┌─ MATERIAL PROVIDED

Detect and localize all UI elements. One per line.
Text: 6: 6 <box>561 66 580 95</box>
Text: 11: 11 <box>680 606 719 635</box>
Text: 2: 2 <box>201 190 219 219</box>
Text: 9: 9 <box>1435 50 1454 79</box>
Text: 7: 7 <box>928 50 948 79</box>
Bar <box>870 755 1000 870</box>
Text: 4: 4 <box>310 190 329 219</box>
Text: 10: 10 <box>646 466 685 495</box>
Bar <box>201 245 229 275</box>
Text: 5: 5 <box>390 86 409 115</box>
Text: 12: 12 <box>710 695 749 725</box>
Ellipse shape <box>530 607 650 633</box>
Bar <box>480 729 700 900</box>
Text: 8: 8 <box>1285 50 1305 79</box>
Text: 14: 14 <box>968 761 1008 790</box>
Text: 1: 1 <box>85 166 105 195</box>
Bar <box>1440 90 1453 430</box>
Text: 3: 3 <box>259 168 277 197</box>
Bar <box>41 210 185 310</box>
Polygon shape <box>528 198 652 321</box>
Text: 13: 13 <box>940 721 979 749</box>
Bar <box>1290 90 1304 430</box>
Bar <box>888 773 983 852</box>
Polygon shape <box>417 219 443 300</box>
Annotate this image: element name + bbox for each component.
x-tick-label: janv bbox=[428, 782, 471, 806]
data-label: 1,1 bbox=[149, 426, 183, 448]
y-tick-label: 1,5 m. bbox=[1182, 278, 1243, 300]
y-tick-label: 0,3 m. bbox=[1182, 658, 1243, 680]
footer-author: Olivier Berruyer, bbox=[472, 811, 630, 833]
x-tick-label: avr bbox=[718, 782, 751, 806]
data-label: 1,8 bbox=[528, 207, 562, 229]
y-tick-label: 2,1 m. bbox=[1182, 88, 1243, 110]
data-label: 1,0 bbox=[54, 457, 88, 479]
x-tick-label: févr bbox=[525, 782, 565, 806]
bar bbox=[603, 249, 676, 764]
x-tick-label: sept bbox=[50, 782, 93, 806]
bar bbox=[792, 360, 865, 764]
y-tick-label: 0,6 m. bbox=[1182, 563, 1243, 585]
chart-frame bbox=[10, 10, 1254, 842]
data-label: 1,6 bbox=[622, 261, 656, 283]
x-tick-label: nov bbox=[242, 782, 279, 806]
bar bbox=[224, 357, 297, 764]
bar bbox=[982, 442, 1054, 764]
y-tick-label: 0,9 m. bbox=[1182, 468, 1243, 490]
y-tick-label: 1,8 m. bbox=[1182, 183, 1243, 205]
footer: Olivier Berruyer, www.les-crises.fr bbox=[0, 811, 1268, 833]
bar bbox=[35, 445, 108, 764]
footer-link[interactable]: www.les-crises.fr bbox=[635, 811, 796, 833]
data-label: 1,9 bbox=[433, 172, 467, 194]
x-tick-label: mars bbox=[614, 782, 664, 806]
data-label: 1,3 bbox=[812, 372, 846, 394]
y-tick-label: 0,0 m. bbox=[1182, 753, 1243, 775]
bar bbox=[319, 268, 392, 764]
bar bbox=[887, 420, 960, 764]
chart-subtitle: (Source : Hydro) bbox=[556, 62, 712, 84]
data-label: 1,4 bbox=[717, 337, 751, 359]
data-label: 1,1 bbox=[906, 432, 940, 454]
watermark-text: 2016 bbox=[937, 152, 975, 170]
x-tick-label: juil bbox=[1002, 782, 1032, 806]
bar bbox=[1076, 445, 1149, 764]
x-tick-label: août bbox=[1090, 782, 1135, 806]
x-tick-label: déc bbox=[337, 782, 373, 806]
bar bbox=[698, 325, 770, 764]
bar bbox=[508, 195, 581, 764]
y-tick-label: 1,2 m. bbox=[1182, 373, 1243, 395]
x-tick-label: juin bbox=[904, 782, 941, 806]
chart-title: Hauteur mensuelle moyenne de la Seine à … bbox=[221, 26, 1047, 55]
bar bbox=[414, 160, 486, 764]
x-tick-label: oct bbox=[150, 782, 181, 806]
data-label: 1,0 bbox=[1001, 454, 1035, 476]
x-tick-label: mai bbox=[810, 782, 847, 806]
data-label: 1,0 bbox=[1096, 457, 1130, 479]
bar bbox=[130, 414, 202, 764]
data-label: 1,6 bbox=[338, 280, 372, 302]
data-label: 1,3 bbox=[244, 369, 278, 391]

└─

Render the listing as a numbered list, starting at its first line and ending at the line containing "Bar <box>201 245 229 275</box>", with both ends included and blank lines omitted. Cover only those lines.

1. Detect and localize all UI elements. One per line.
2. Text: 6: 6 <box>561 66 580 95</box>
3. Text: 11: 11 <box>680 606 719 635</box>
4. Text: 2: 2 <box>201 190 219 219</box>
5. Text: 9: 9 <box>1435 50 1454 79</box>
6. Text: 7: 7 <box>928 50 948 79</box>
7. Bar <box>870 755 1000 870</box>
8. Text: 4: 4 <box>310 190 329 219</box>
9. Text: 10: 10 <box>646 466 685 495</box>
10. Bar <box>201 245 229 275</box>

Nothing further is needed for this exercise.